Reproduce the records below in full and exactly, without their images.

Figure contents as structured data
┄┄┄┄┄┄┄┄┄┄

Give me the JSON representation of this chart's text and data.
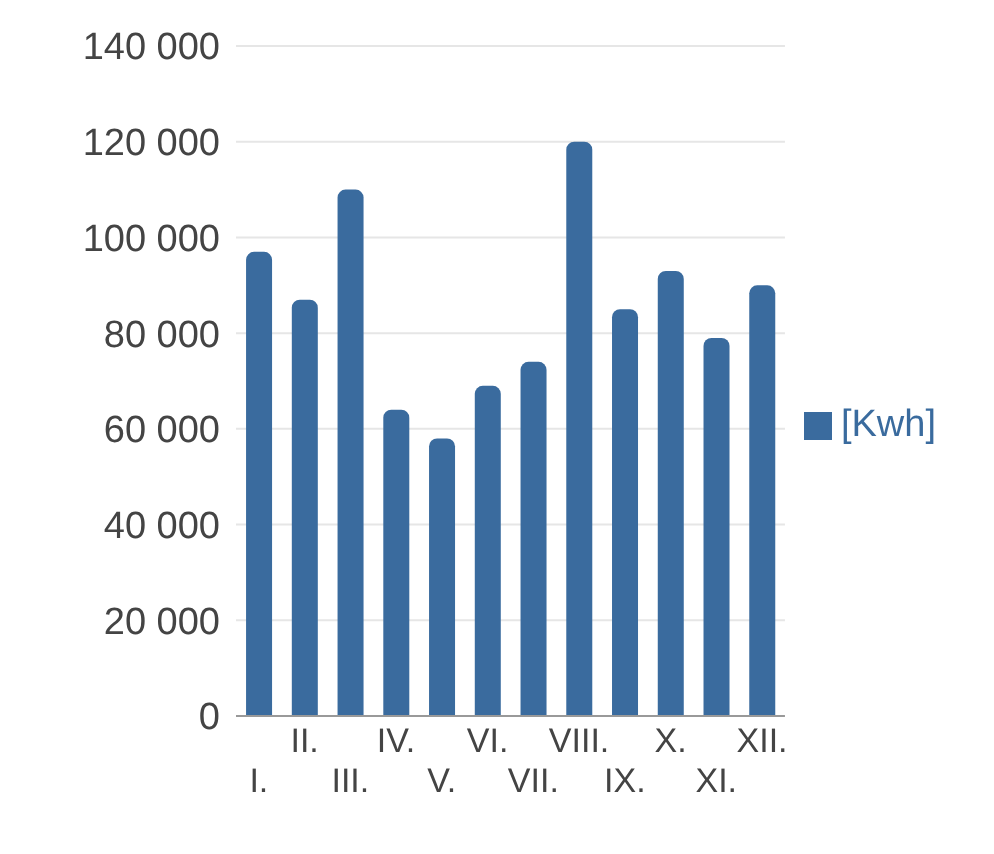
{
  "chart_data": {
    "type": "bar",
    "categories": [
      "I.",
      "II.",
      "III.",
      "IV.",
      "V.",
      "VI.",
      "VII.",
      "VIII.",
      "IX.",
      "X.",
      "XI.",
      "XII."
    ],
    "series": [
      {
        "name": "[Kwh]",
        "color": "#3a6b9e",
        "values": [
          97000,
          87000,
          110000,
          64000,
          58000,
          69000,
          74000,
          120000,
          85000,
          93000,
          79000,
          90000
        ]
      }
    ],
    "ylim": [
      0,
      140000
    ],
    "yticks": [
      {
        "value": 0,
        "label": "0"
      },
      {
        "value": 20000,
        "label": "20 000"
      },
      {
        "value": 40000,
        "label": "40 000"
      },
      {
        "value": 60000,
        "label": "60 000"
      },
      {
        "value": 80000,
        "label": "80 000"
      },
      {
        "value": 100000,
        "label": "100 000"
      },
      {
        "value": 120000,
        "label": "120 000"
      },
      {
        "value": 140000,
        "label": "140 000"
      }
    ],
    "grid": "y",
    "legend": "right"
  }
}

┄┄┄┄┄┄┄┄┄┄

:: The reply ::
Give me the JSON representation of this chart's text and data.
{
  "chart_data": {
    "type": "bar",
    "categories": [
      "I.",
      "II.",
      "III.",
      "IV.",
      "V.",
      "VI.",
      "VII.",
      "VIII.",
      "IX.",
      "X.",
      "XI.",
      "XII."
    ],
    "series": [
      {
        "name": "[Kwh]",
        "color": "#3a6b9e",
        "values": [
          97000,
          87000,
          110000,
          64000,
          58000,
          69000,
          74000,
          120000,
          85000,
          93000,
          79000,
          90000
        ]
      }
    ],
    "ylim": [
      0,
      140000
    ],
    "yticks": [
      {
        "value": 0,
        "label": "0"
      },
      {
        "value": 20000,
        "label": "20 000"
      },
      {
        "value": 40000,
        "label": "40 000"
      },
      {
        "value": 60000,
        "label": "60 000"
      },
      {
        "value": 80000,
        "label": "80 000"
      },
      {
        "value": 100000,
        "label": "100 000"
      },
      {
        "value": 120000,
        "label": "120 000"
      },
      {
        "value": 140000,
        "label": "140 000"
      }
    ],
    "grid": "y",
    "legend": "right"
  }
}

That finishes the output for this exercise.